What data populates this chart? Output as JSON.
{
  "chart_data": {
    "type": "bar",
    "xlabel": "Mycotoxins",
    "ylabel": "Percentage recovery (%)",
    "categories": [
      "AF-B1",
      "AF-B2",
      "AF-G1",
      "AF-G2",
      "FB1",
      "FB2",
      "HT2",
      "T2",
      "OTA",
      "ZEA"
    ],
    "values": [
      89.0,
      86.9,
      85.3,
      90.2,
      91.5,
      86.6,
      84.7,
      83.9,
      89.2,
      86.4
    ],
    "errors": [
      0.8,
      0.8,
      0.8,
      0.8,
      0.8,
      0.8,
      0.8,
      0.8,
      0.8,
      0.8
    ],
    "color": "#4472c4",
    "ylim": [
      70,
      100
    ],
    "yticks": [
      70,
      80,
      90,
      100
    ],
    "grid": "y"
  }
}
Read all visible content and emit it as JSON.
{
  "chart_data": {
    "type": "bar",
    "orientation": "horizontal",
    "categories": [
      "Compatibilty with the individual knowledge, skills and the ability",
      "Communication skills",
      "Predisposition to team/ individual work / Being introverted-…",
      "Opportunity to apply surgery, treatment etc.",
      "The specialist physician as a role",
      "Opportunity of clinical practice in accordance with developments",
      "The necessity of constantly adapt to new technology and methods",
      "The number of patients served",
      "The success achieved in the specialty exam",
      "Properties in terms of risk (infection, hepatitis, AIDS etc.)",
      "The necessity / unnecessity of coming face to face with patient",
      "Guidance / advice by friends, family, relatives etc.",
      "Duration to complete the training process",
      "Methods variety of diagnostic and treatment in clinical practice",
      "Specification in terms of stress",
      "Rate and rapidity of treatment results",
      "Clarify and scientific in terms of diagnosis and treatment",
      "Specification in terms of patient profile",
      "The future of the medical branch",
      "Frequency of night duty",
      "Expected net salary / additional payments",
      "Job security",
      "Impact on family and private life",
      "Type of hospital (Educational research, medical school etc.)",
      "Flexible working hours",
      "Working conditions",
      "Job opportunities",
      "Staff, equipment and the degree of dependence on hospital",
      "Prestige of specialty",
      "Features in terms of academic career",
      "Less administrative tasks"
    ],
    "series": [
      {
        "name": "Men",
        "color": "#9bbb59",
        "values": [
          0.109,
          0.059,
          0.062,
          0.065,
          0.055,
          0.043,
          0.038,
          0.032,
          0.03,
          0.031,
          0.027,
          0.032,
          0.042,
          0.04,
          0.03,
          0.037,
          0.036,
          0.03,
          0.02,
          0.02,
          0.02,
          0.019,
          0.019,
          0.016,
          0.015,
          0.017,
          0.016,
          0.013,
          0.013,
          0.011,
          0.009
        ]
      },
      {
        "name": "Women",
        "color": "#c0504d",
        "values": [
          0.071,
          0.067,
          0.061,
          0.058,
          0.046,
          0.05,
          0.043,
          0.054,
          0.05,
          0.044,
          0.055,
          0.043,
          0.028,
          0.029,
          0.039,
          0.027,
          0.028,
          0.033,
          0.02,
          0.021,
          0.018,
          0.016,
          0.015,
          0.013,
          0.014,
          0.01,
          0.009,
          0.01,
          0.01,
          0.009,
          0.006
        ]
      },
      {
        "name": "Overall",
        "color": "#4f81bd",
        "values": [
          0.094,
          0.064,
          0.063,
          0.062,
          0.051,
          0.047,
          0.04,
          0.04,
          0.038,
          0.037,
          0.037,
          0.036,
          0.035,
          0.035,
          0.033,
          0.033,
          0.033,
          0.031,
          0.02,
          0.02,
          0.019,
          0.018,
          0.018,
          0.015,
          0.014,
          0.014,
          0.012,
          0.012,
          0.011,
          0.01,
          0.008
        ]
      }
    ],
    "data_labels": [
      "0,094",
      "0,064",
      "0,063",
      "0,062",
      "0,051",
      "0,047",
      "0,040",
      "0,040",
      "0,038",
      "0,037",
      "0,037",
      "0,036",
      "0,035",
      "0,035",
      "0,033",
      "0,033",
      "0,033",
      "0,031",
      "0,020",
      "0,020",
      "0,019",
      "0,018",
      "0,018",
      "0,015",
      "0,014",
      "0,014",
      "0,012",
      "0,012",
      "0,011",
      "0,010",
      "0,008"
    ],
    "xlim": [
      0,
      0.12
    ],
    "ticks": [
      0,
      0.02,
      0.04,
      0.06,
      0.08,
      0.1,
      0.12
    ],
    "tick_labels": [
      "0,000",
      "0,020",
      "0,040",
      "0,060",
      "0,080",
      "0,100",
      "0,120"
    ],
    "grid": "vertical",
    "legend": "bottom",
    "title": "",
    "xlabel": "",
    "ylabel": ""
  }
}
--------------------------------------------------
Return all lines from the data that include the string "with".

▸ ANSWER BELOW:
      "Compatibilty with the individual knowledge, skills and the ability",
      "Opportunity of clinical practice in accordance with developments",
      "The necessity / unnecessity of coming face to face with patient",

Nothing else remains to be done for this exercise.